▶ Exercise requirements
Among the lines of these entries, how many hold the word "incididunt"? State only the number.

(Excerpts from a figure dataset)
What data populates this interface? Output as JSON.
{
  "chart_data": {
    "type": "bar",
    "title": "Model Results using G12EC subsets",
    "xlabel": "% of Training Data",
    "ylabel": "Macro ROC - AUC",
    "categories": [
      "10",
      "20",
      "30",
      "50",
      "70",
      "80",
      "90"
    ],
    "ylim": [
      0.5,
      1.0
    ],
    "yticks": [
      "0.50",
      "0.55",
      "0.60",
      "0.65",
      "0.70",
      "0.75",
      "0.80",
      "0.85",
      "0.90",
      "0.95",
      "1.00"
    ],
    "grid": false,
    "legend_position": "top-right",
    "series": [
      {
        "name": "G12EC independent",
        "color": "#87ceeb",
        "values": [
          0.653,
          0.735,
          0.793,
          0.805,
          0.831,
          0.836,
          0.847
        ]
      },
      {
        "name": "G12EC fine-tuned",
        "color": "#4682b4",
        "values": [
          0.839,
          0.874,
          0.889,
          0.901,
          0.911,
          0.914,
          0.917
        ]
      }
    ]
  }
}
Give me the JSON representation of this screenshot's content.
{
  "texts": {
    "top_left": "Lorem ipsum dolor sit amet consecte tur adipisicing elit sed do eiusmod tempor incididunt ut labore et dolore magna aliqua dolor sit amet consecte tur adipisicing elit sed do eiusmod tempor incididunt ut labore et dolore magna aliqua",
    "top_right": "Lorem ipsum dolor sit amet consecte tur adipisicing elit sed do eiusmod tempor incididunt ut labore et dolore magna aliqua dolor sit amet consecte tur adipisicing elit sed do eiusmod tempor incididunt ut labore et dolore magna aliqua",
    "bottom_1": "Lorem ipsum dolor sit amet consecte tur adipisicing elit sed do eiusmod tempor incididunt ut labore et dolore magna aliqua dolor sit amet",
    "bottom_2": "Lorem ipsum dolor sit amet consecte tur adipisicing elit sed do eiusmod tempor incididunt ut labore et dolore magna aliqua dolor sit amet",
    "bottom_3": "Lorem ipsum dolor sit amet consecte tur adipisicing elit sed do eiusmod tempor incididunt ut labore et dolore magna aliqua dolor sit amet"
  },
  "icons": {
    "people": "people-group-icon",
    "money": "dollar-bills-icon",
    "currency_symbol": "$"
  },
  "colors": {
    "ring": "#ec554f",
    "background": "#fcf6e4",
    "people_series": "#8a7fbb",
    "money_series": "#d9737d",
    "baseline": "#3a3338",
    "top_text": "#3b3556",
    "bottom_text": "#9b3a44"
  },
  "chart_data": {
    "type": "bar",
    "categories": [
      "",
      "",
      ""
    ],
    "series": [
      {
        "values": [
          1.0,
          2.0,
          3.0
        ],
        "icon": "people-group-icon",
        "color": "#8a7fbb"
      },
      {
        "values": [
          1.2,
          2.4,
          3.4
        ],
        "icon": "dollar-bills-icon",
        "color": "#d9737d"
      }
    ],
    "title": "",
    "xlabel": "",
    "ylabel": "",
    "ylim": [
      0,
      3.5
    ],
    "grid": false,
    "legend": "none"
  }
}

▶ Response for this exercise
5